## START

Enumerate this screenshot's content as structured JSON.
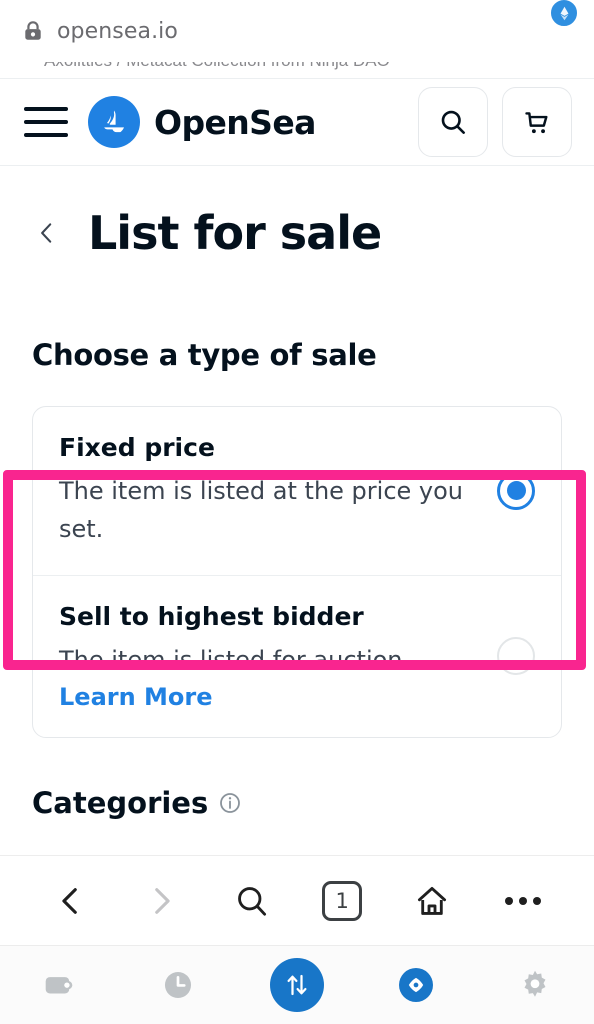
{
  "browser": {
    "url": "opensea.io",
    "lock_icon": "lock-icon",
    "avatar_icon": "wallet-avatar",
    "network_badge_icon": "ethereum-badge-icon",
    "cut_off_breadcrumb": "Axolittles   /   Metacat Collection from Ninja DAO",
    "nav": {
      "back_label": "Back",
      "forward_label": "Forward",
      "search_label": "Search",
      "tab_count": "1",
      "home_label": "Home",
      "more_label": "More options"
    }
  },
  "site_header": {
    "menu_label": "Menu",
    "logo_icon": "opensea-sailboat-logo",
    "brand": "OpenSea",
    "search_label": "Search",
    "cart_label": "Cart"
  },
  "page": {
    "back_label": "Back",
    "title": "List for sale",
    "section_title": "Choose a type of sale",
    "next_section_title": "Categories"
  },
  "sale_types": [
    {
      "name": "Fixed price",
      "description": "The item is listed at the price you set.",
      "selected": true,
      "link_label": ""
    },
    {
      "name": "Sell to highest bidder",
      "description": "The item is listed for auction.",
      "selected": false,
      "link_label": "Learn More"
    }
  ],
  "annotation": {
    "target": "Fixed price",
    "color": "#f9258f"
  },
  "app_tabbar": {
    "items": [
      {
        "label": "Wallet",
        "icon": "wallet-icon",
        "active": false
      },
      {
        "label": "History",
        "icon": "clock-icon",
        "active": false
      },
      {
        "label": "Swap",
        "icon": "swap-arrows-icon",
        "active": true
      },
      {
        "label": "Browser",
        "icon": "compass-icon",
        "active": true
      },
      {
        "label": "Settings",
        "icon": "gear-icon",
        "active": false
      }
    ]
  },
  "colors": {
    "accent_blue": "#2081e2",
    "highlight_pink": "#f9258f",
    "text_dark": "#04111d"
  }
}
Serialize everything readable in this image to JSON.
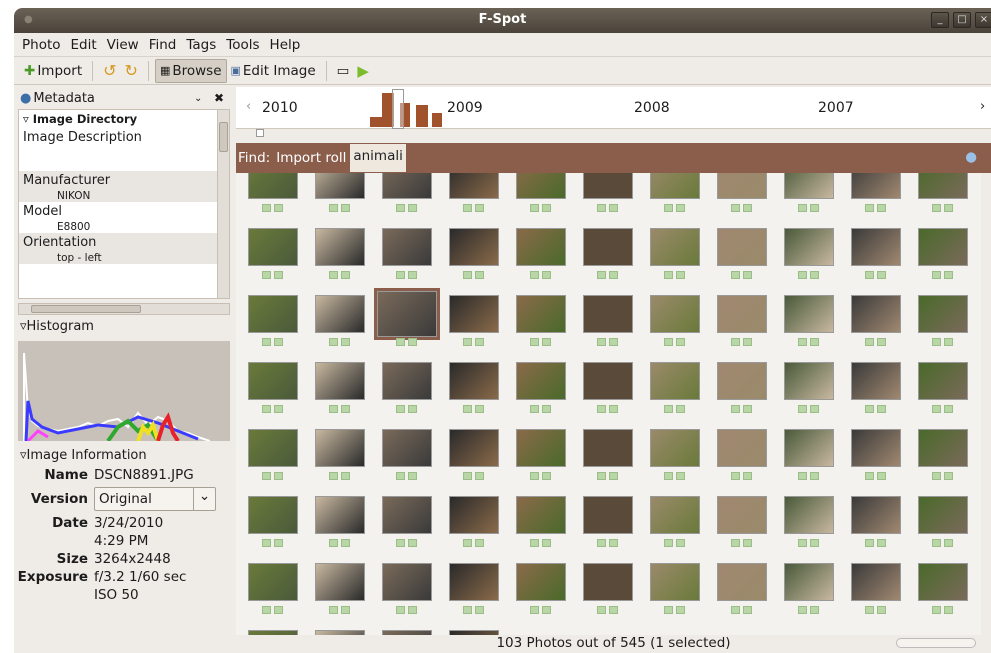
{
  "window": {
    "title": "F-Spot"
  },
  "menu": [
    "Photo",
    "Edit",
    "View",
    "Find",
    "Tags",
    "Tools",
    "Help"
  ],
  "toolbar": {
    "import": "Import",
    "browse": "Browse",
    "edit_image": "Edit Image"
  },
  "metadata": {
    "title": "Metadata",
    "section": "Image Directory",
    "rows": [
      {
        "label": "Image Description",
        "value": ""
      },
      {
        "label": "Manufacturer",
        "value": "NIKON"
      },
      {
        "label": "Model",
        "value": "E8800"
      },
      {
        "label": "Orientation",
        "value": "top - left"
      }
    ]
  },
  "histogram": {
    "title": "Histogram"
  },
  "image_info": {
    "title": "Image Information",
    "name_label": "Name",
    "name": "DSCN8891.JPG",
    "version_label": "Version",
    "version": "Original",
    "date_label": "Date",
    "date": "3/24/2010",
    "time": "4:29 PM",
    "size_label": "Size",
    "size": "3264x2448",
    "exposure_label": "Exposure",
    "exposure": "f/3.2 1/60 sec",
    "iso": "ISO 50"
  },
  "timeline": {
    "years": [
      "2010",
      "2009",
      "2008",
      "2007"
    ]
  },
  "find": {
    "label": "Find:",
    "import_roll": "Import roll",
    "query": "animali"
  },
  "status": "103 Photos out of 545 (1 selected)",
  "colors": {
    "titlebar": "#4a433a",
    "find_bg": "#8b5e4b",
    "accent": "#6b9c3c"
  }
}
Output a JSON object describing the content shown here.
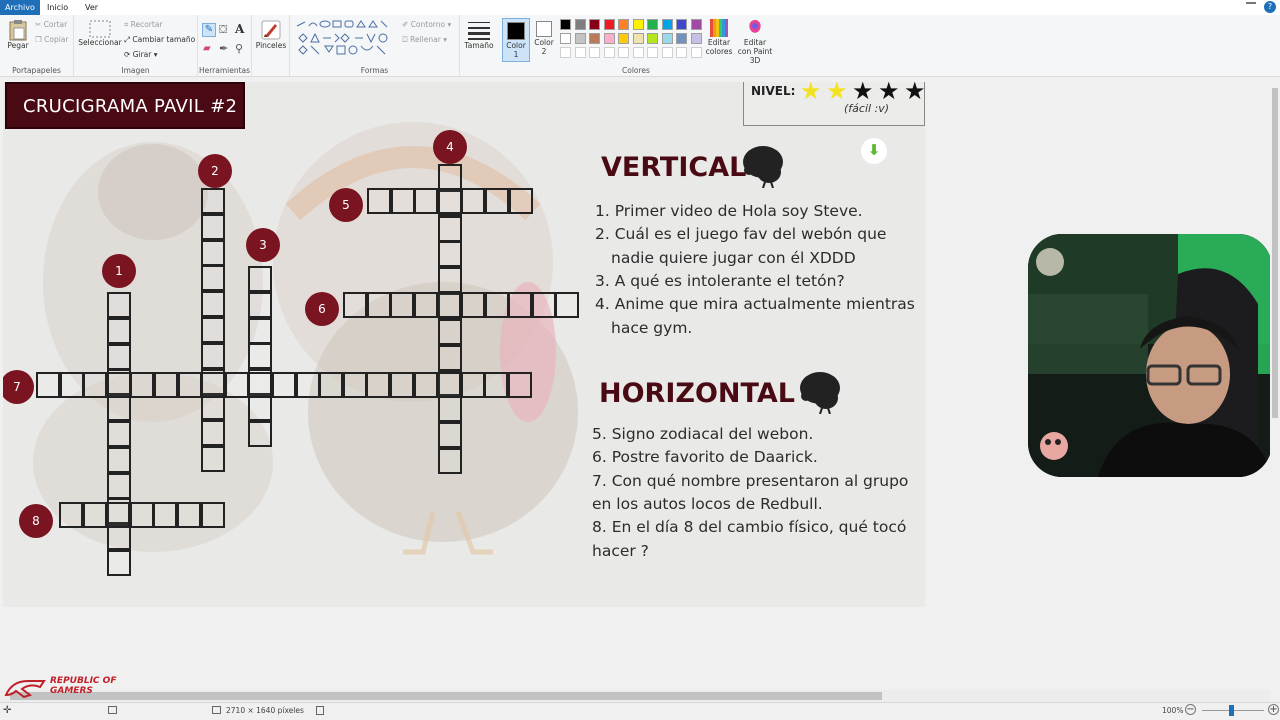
{
  "menu": {
    "file": "Archivo",
    "home": "Inicio",
    "view": "Ver"
  },
  "ribbon": {
    "clipboard": {
      "paste": "Pegar",
      "cut": "Cortar",
      "copy": "Copiar",
      "label": "Portapapeles"
    },
    "image": {
      "select": "Seleccionar",
      "crop": "Recortar",
      "resize": "Cambiar tamaño",
      "rotate": "Girar",
      "label": "Imagen"
    },
    "tools": {
      "label": "Herramientas"
    },
    "brushes": {
      "label": "Pinceles"
    },
    "shapes": {
      "outline": "Contorno",
      "fill": "Rellenar",
      "label": "Formas"
    },
    "size": {
      "label": "Tamaño"
    },
    "colors": {
      "color1": "Color 1",
      "color2": "Color 2",
      "edit": "Editar colores",
      "paint3d": "Editar con Paint 3D",
      "label": "Colores"
    }
  },
  "palette": {
    "row1": [
      "#000000",
      "#7f7f7f",
      "#880015",
      "#ed1c24",
      "#ff7f27",
      "#fff200",
      "#22b14c",
      "#00a2e8",
      "#3f48cc",
      "#a349a4"
    ],
    "row2": [
      "#ffffff",
      "#c3c3c3",
      "#b97a57",
      "#ffaec9",
      "#ffc90e",
      "#efe4b0",
      "#b5e61d",
      "#99d9ea",
      "#7092be",
      "#c8bfe7"
    ],
    "color1": "#000000",
    "color2": "#ffffff"
  },
  "puzzle": {
    "title": "CRUCIGRAMA PAVIL #2",
    "level_label": "NIVEL:",
    "level_note": "(fácil :v)",
    "level_filled": 2,
    "level_total": 5,
    "star_glyph": "★",
    "vertical_heading": "VERTICAL",
    "horizontal_heading": "HORIZONTAL",
    "vertical_clues": [
      "1. Primer video de Hola soy Steve.",
      "2. Cuál es el juego fav del webón que",
      "nadie quiere jugar con él XDDD",
      "3. A qué es intolerante el tetón?",
      "4. Anime que mira actualmente mientras",
      "hace gym."
    ],
    "horizontal_clues": [
      "5. Signo zodiacal del webon.",
      "6. Postre favorito de Daarick.",
      "7. Con qué nombre presentaron al grupo",
      "en los autos locos de Redbull.",
      "8. En el día 8 del cambio físico, qué tocó",
      "hacer ?"
    ],
    "numbers": [
      "1",
      "2",
      "3",
      "4",
      "5",
      "6",
      "7",
      "8"
    ]
  },
  "status": {
    "dimensions": "2710 × 1640 píxeles",
    "zoom": "100%"
  },
  "watermark": {
    "line1": "REPUBLIC OF",
    "line2": "GAMERS"
  },
  "colors": {
    "accent": "#4a0a14",
    "badge": "#7a1420",
    "star_on": "#f2e21f",
    "star_off": "#111111"
  }
}
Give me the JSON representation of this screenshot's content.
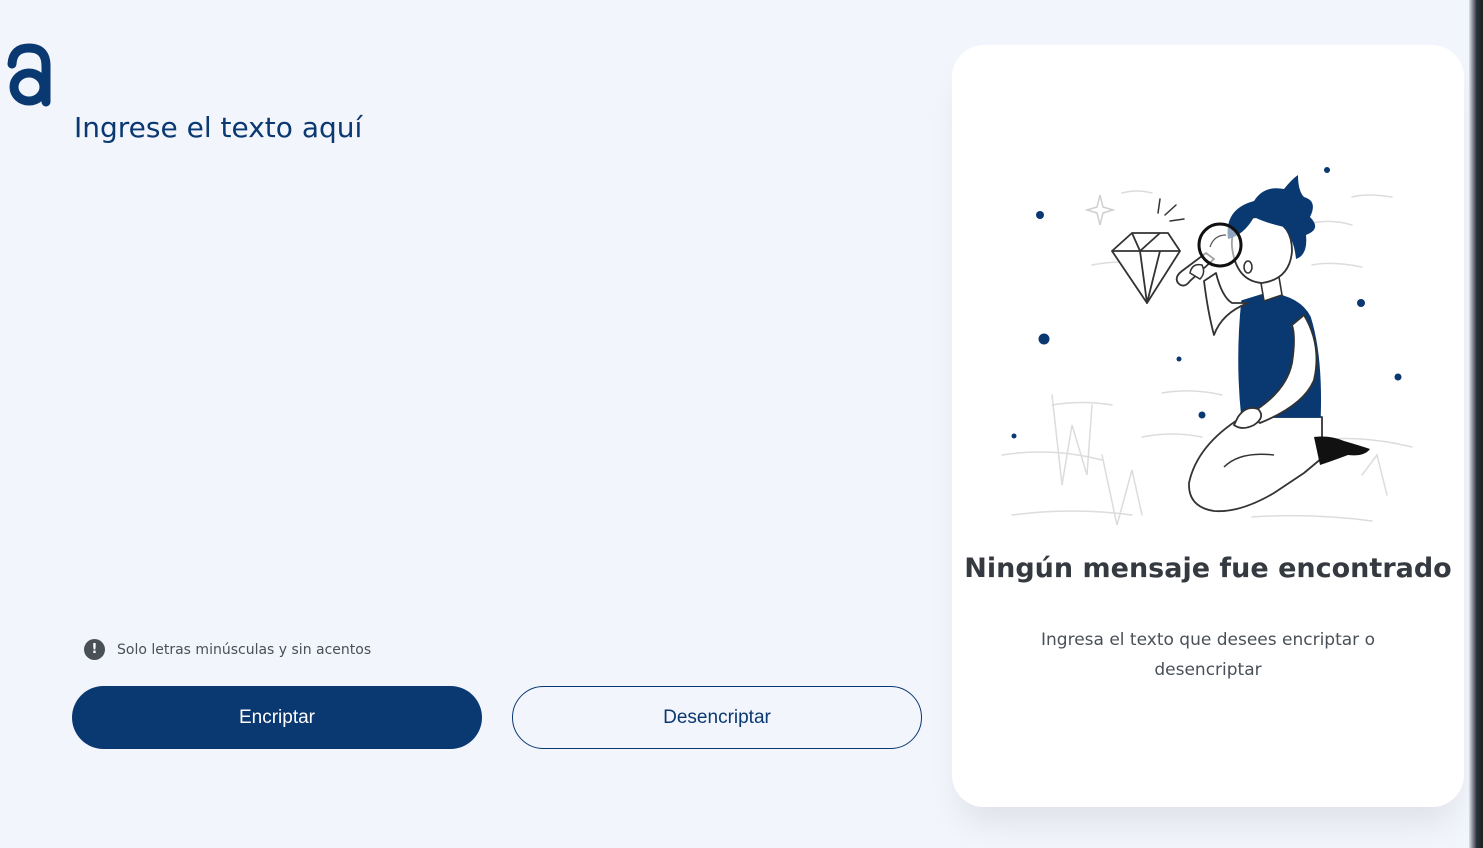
{
  "brand": {
    "logo_letter": "a",
    "accent_color": "#0a3871"
  },
  "input": {
    "placeholder": "Ingrese el texto aquí",
    "value": ""
  },
  "hint": {
    "icon": "exclamation-circle-icon",
    "text": "Solo letras minúsculas y sin acentos"
  },
  "buttons": {
    "encrypt_label": "Encriptar",
    "decrypt_label": "Desencriptar"
  },
  "output_panel": {
    "illustration": "person-with-magnifier-and-diamond",
    "title": "Ningún mensaje fue encontrado",
    "subtitle": "Ingresa el texto que desees encriptar o desencriptar"
  }
}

## END

§ What is needed:
Set down the lines of the records above exactly, apart from the pictures.

§ Task response:
Enumerate this screenshot's content as structured JSON.
{
  "browser": {
    "url": "opensea.io",
    "lock_icon": "lock-icon",
    "avatar_icon": "wallet-avatar",
    "network_badge_icon": "ethereum-badge-icon",
    "cut_off_breadcrumb": "Axolittles   /   Metacat Collection from Ninja DAO",
    "nav": {
      "back_label": "Back",
      "forward_label": "Forward",
      "search_label": "Search",
      "tab_count": "1",
      "home_label": "Home",
      "more_label": "More options"
    }
  },
  "site_header": {
    "menu_label": "Menu",
    "logo_icon": "opensea-sailboat-logo",
    "brand": "OpenSea",
    "search_label": "Search",
    "cart_label": "Cart"
  },
  "page": {
    "back_label": "Back",
    "title": "List for sale",
    "section_title": "Choose a type of sale",
    "next_section_title": "Categories"
  },
  "sale_types": [
    {
      "name": "Fixed price",
      "description": "The item is listed at the price you set.",
      "selected": true,
      "link_label": ""
    },
    {
      "name": "Sell to highest bidder",
      "description": "The item is listed for auction.",
      "selected": false,
      "link_label": "Learn More"
    }
  ],
  "annotation": {
    "target": "Fixed price",
    "color": "#f9258f"
  },
  "app_tabbar": {
    "items": [
      {
        "label": "Wallet",
        "icon": "wallet-icon",
        "active": false
      },
      {
        "label": "History",
        "icon": "clock-icon",
        "active": false
      },
      {
        "label": "Swap",
        "icon": "swap-arrows-icon",
        "active": true
      },
      {
        "label": "Browser",
        "icon": "compass-icon",
        "active": true
      },
      {
        "label": "Settings",
        "icon": "gear-icon",
        "active": false
      }
    ]
  },
  "colors": {
    "accent_blue": "#2081e2",
    "highlight_pink": "#f9258f",
    "text_dark": "#04111d"
  }
}
Serialize everything readable in this image to JSON.
{
  "window": {
    "title": "F-Spot"
  },
  "menu": [
    "Photo",
    "Edit",
    "View",
    "Find",
    "Tags",
    "Tools",
    "Help"
  ],
  "toolbar": {
    "import": "Import",
    "browse": "Browse",
    "edit_image": "Edit Image"
  },
  "metadata": {
    "title": "Metadata",
    "section": "Image Directory",
    "rows": [
      {
        "label": "Image Description",
        "value": ""
      },
      {
        "label": "Manufacturer",
        "value": "NIKON"
      },
      {
        "label": "Model",
        "value": "E8800"
      },
      {
        "label": "Orientation",
        "value": "top - left"
      }
    ]
  },
  "histogram": {
    "title": "Histogram"
  },
  "image_info": {
    "title": "Image Information",
    "name_label": "Name",
    "name": "DSCN8891.JPG",
    "version_label": "Version",
    "version": "Original",
    "date_label": "Date",
    "date": "3/24/2010",
    "time": "4:29 PM",
    "size_label": "Size",
    "size": "3264x2448",
    "exposure_label": "Exposure",
    "exposure": "f/3.2 1/60 sec",
    "iso": "ISO 50"
  },
  "timeline": {
    "years": [
      "2010",
      "2009",
      "2008",
      "2007"
    ]
  },
  "find": {
    "label": "Find:",
    "import_roll": "Import roll",
    "query": "animali"
  },
  "status": "103 Photos out of 545 (1 selected)",
  "colors": {
    "titlebar": "#4a433a",
    "find_bg": "#8b5e4b",
    "accent": "#6b9c3c"
  }
}
Output a JSON object describing the content shown here.
{
  "menu": {
    "file": "Archivo",
    "home": "Inicio",
    "view": "Ver"
  },
  "ribbon": {
    "clipboard": {
      "paste": "Pegar",
      "cut": "Cortar",
      "copy": "Copiar",
      "label": "Portapapeles"
    },
    "image": {
      "select": "Seleccionar",
      "crop": "Recortar",
      "resize": "Cambiar tamaño",
      "rotate": "Girar",
      "label": "Imagen"
    },
    "tools": {
      "label": "Herramientas"
    },
    "brushes": {
      "label": "Pinceles"
    },
    "shapes": {
      "outline": "Contorno",
      "fill": "Rellenar",
      "label": "Formas"
    },
    "size": {
      "label": "Tamaño"
    },
    "colors": {
      "color1": "Color 1",
      "color2": "Color 2",
      "edit": "Editar colores",
      "paint3d": "Editar con Paint 3D",
      "label": "Colores"
    }
  },
  "palette": {
    "row1": [
      "#000000",
      "#7f7f7f",
      "#880015",
      "#ed1c24",
      "#ff7f27",
      "#fff200",
      "#22b14c",
      "#00a2e8",
      "#3f48cc",
      "#a349a4"
    ],
    "row2": [
      "#ffffff",
      "#c3c3c3",
      "#b97a57",
      "#ffaec9",
      "#ffc90e",
      "#efe4b0",
      "#b5e61d",
      "#99d9ea",
      "#7092be",
      "#c8bfe7"
    ],
    "color1": "#000000",
    "color2": "#ffffff"
  },
  "puzzle": {
    "title": "CRUCIGRAMA PAVIL #2",
    "level_label": "NIVEL:",
    "level_note": "(fácil :v)",
    "level_filled": 2,
    "level_total": 5,
    "star_glyph": "★",
    "vertical_heading": "VERTICAL",
    "horizontal_heading": "HORIZONTAL",
    "vertical_clues": [
      "1. Primer video de Hola soy Steve.",
      "2. Cuál es el juego fav del webón que",
      "nadie quiere jugar con él XDDD",
      "3. A qué es intolerante el tetón?",
      "4. Anime que mira actualmente mientras",
      "hace gym."
    ],
    "horizontal_clues": [
      "5. Signo zodiacal del webon.",
      "6. Postre favorito de Daarick.",
      "7. Con qué nombre presentaron al grupo",
      "en los autos locos de Redbull.",
      "8. En el día 8 del cambio físico, qué tocó",
      "hacer ?"
    ],
    "numbers": [
      "1",
      "2",
      "3",
      "4",
      "5",
      "6",
      "7",
      "8"
    ]
  },
  "status": {
    "dimensions": "2710 × 1640 píxeles",
    "zoom": "100%"
  },
  "watermark": {
    "line1": "REPUBLIC OF",
    "line2": "GAMERS"
  },
  "colors": {
    "accent": "#4a0a14",
    "badge": "#7a1420",
    "star_on": "#f2e21f",
    "star_off": "#111111"
  }
}
Give me the JSON representation of this screenshot's content.
{
  "brand": {
    "logo_letter": "a",
    "accent_color": "#0a3871"
  },
  "input": {
    "placeholder": "Ingrese el texto aquí",
    "value": ""
  },
  "hint": {
    "icon": "exclamation-circle-icon",
    "text": "Solo letras minúsculas y sin acentos"
  },
  "buttons": {
    "encrypt_label": "Encriptar",
    "decrypt_label": "Desencriptar"
  },
  "output_panel": {
    "illustration": "person-with-magnifier-and-diamond",
    "title": "Ningún mensaje fue encontrado",
    "subtitle": "Ingresa el texto que desees encriptar o desencriptar"
  }
}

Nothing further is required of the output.